→ **Data lines**:
• • • • • • •

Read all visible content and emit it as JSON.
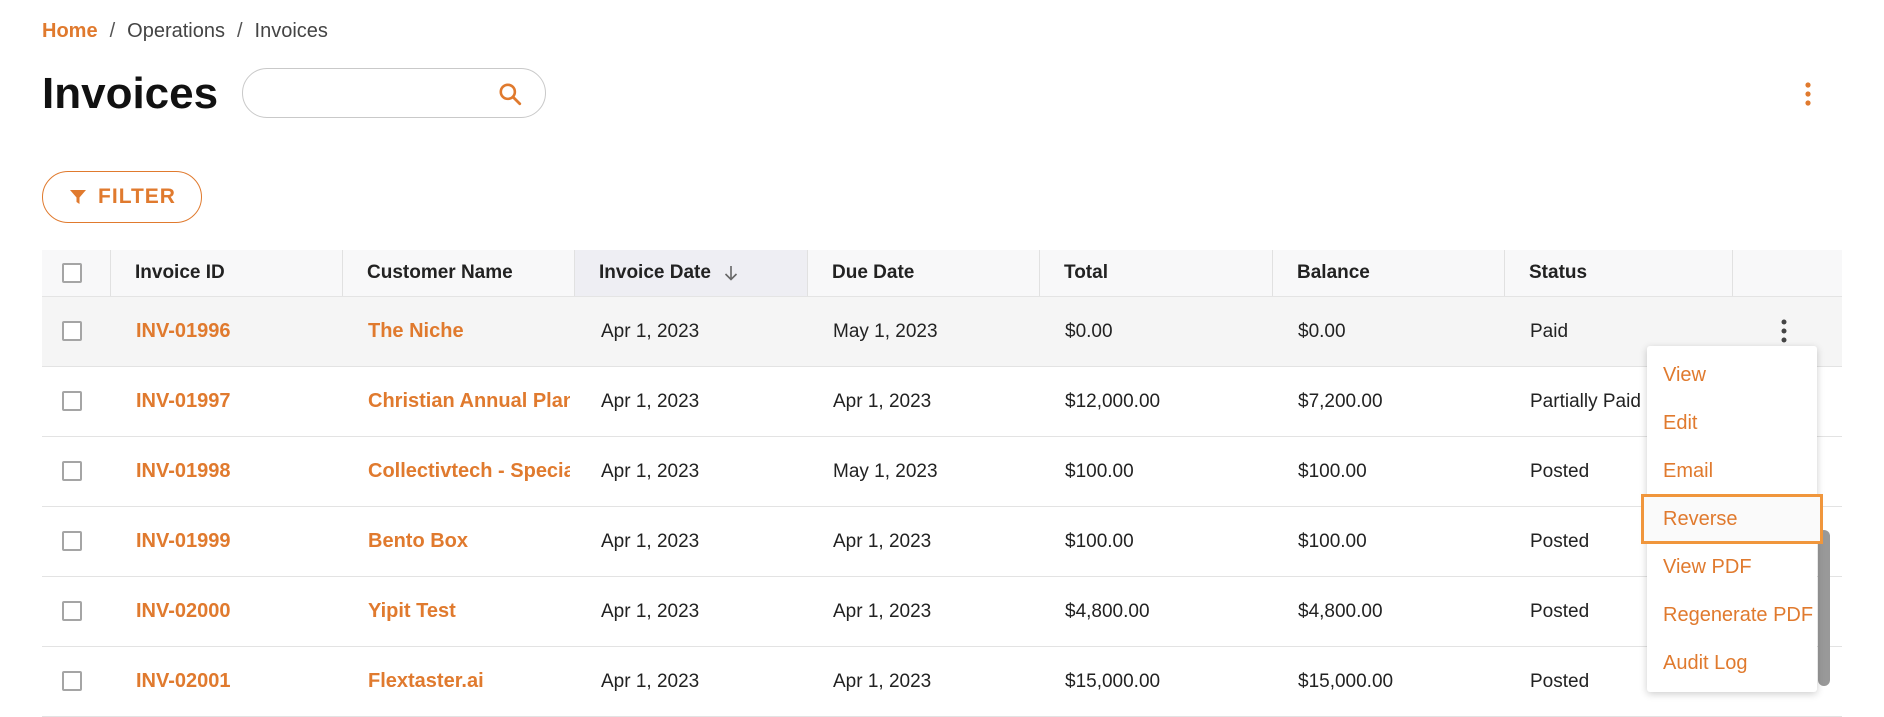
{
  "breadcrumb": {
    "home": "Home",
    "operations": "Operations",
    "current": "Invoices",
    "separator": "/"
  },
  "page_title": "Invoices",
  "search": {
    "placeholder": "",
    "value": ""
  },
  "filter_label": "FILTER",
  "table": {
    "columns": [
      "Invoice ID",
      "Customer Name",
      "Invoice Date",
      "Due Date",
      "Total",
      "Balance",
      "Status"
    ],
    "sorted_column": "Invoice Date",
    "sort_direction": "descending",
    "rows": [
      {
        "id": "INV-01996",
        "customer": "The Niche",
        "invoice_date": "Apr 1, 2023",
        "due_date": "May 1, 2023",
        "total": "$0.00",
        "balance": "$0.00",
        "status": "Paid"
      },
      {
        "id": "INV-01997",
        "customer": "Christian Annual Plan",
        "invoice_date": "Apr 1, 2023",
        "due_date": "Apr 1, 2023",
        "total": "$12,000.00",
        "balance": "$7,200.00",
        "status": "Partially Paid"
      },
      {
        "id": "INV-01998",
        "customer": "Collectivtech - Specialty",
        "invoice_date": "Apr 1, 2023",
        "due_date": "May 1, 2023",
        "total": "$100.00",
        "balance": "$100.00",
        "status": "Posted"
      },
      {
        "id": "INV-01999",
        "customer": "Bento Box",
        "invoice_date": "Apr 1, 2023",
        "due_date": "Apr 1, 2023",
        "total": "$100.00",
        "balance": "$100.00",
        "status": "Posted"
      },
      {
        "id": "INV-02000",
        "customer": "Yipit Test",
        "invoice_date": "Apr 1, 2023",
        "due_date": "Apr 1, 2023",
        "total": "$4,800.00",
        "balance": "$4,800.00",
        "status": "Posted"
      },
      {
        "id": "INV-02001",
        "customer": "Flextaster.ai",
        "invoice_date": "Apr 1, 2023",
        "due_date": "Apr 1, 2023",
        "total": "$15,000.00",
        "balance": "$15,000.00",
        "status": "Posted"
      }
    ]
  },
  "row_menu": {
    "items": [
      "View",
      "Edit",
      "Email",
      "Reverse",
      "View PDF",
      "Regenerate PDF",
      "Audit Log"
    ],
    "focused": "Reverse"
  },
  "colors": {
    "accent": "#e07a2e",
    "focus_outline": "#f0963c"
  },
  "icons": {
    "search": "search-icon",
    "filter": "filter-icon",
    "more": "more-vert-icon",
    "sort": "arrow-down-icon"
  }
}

• • • • • • •

Extract each line holding the string "Invoices".

→ **Full solution**:
    "current": "Invoices",
  "page_title": "Invoices",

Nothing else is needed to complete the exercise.